START

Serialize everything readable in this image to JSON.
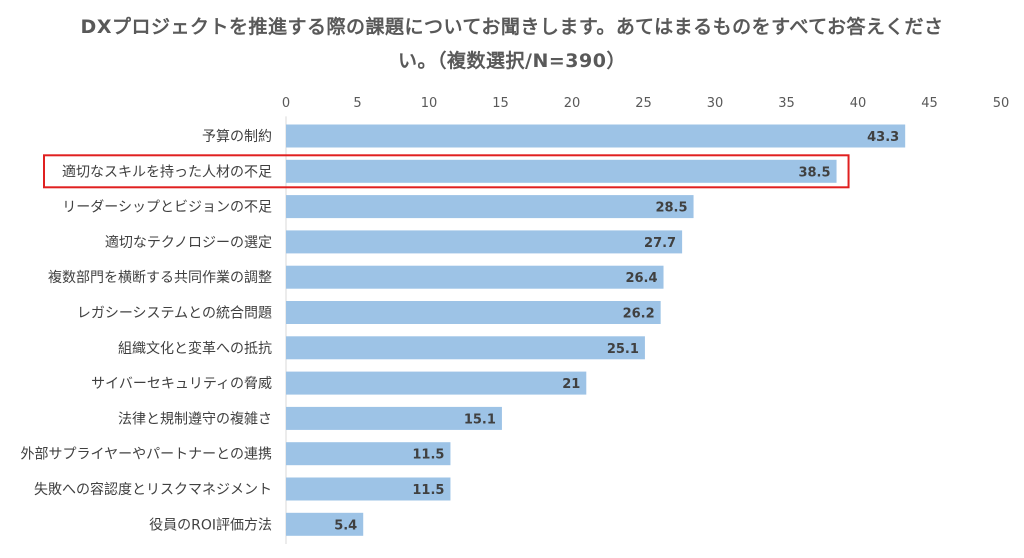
{
  "chart_data": {
    "type": "bar",
    "orientation": "horizontal",
    "title": "DXプロジェクトを推進する際の課題についてお聞きします。あてはまるものをすべてお答えください。（複数選択/N=390）",
    "categories": [
      "予算の制約",
      "適切なスキルを持った人材の不足",
      "リーダーシップとビジョンの不足",
      "適切なテクノロジーの選定",
      "複数部門を横断する共同作業の調整",
      "レガシーシステムとの統合問題",
      "組織文化と変革への抵抗",
      "サイバーセキュリティの脅威",
      "法律と規制遵守の複雑さ",
      "外部サプライヤーやパートナーとの連携",
      "失敗への容認度とリスクマネジメント",
      "役員のROI評価方法"
    ],
    "values": [
      43.3,
      38.5,
      28.5,
      27.7,
      26.4,
      26.2,
      25.1,
      21,
      15.1,
      11.5,
      11.5,
      5.4
    ],
    "value_labels": [
      "43.3",
      "38.5",
      "28.5",
      "27.7",
      "26.4",
      "26.2",
      "25.1",
      "21",
      "15.1",
      "11.5",
      "11.5",
      "5.4"
    ],
    "xlim": [
      0,
      50
    ],
    "xticks": [
      "0",
      "5",
      "10",
      "15",
      "20",
      "25",
      "30",
      "35",
      "40",
      "45",
      "50"
    ],
    "xaxis_position": "top",
    "grid": false,
    "bar_color": "#9DC3E6",
    "highlight_index": 1,
    "highlight_color": "#E02020"
  }
}
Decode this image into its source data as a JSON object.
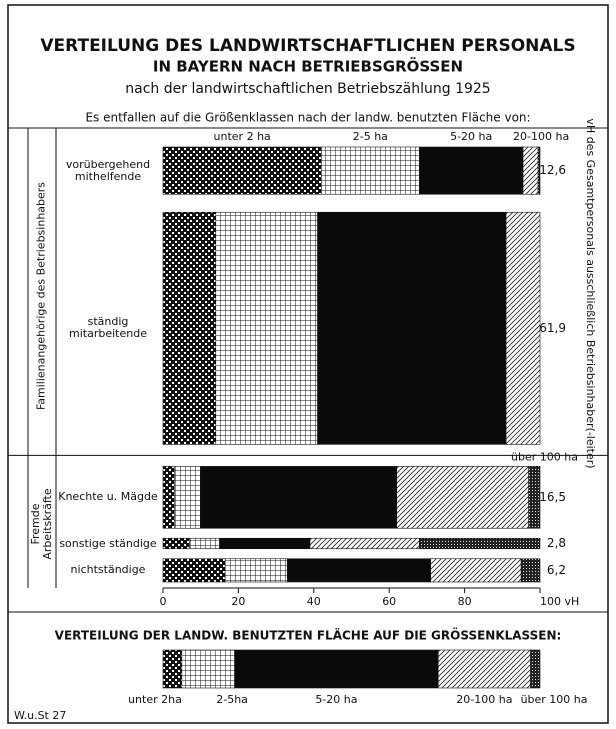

END

*What the exercise asks*: Return the listing above in full and without alteration, excluding its pictures.

*Written response*:
Serialize everything readable in this image to JSON.
{
  "chart_data": {
    "type": "bar",
    "orientation": "horizontal",
    "title": "DXプロジェクトを推進する際の課題についてお聞きします。あてはまるものをすべてお答えください。（複数選択/N=390）",
    "categories": [
      "予算の制約",
      "適切なスキルを持った人材の不足",
      "リーダーシップとビジョンの不足",
      "適切なテクノロジーの選定",
      "複数部門を横断する共同作業の調整",
      "レガシーシステムとの統合問題",
      "組織文化と変革への抵抗",
      "サイバーセキュリティの脅威",
      "法律と規制遵守の複雑さ",
      "外部サプライヤーやパートナーとの連携",
      "失敗への容認度とリスクマネジメント",
      "役員のROI評価方法"
    ],
    "values": [
      43.3,
      38.5,
      28.5,
      27.7,
      26.4,
      26.2,
      25.1,
      21,
      15.1,
      11.5,
      11.5,
      5.4
    ],
    "value_labels": [
      "43.3",
      "38.5",
      "28.5",
      "27.7",
      "26.4",
      "26.2",
      "25.1",
      "21",
      "15.1",
      "11.5",
      "11.5",
      "5.4"
    ],
    "xlim": [
      0,
      50
    ],
    "xticks": [
      "0",
      "5",
      "10",
      "15",
      "20",
      "25",
      "30",
      "35",
      "40",
      "45",
      "50"
    ],
    "xaxis_position": "top",
    "grid": false,
    "bar_color": "#9DC3E6",
    "highlight_index": 1,
    "highlight_color": "#E02020"
  }
}
Decode this image into its source data as a JSON object.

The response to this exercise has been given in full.